§ **Stated task**
From the entries below, list each line with "this".
## Start Provided information
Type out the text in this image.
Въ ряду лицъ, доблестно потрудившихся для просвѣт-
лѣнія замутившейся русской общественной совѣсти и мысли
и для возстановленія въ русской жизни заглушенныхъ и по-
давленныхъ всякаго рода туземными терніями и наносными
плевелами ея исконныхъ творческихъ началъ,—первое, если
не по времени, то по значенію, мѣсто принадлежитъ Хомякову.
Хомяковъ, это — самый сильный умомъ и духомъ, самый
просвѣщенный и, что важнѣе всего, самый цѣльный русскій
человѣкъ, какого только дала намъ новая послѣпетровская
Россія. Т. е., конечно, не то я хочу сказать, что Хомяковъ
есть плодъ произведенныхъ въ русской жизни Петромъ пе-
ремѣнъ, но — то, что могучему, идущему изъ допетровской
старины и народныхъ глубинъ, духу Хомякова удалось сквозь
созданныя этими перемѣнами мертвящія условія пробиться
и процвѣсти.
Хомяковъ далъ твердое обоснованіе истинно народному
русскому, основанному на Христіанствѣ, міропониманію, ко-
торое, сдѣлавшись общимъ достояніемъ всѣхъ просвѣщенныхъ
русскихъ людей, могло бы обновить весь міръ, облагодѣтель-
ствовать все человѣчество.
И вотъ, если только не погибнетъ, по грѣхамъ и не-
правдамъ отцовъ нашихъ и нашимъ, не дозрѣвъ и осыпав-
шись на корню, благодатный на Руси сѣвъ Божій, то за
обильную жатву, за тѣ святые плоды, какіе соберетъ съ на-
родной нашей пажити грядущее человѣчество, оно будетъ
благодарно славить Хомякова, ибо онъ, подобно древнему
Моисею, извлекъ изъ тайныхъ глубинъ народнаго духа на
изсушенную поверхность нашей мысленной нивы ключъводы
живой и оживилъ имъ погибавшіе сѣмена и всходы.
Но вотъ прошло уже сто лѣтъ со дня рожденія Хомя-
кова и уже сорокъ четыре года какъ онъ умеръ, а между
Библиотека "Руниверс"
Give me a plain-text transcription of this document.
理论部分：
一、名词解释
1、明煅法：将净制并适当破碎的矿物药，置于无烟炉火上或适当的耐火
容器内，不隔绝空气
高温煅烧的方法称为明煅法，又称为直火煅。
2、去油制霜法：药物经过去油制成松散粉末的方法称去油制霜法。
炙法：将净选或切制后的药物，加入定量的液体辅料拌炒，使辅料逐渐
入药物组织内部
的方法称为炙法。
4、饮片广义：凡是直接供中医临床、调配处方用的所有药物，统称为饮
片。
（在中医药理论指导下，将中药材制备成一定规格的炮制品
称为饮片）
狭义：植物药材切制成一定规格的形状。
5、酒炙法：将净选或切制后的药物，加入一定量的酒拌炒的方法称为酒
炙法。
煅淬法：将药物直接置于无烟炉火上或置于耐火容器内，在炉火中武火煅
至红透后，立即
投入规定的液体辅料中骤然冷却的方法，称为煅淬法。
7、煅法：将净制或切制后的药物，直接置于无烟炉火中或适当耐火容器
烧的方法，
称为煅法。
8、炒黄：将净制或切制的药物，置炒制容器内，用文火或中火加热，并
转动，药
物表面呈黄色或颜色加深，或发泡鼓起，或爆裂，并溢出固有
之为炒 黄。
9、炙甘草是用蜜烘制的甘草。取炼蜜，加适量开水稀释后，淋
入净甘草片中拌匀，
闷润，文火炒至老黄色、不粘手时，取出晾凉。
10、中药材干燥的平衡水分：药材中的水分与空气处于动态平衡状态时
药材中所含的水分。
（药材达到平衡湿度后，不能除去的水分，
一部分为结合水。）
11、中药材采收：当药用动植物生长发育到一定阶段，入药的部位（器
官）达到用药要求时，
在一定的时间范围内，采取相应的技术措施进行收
## End Provided information
§ **Full response**
Type out the text in this image.
Give me a plain-text transcription of this document.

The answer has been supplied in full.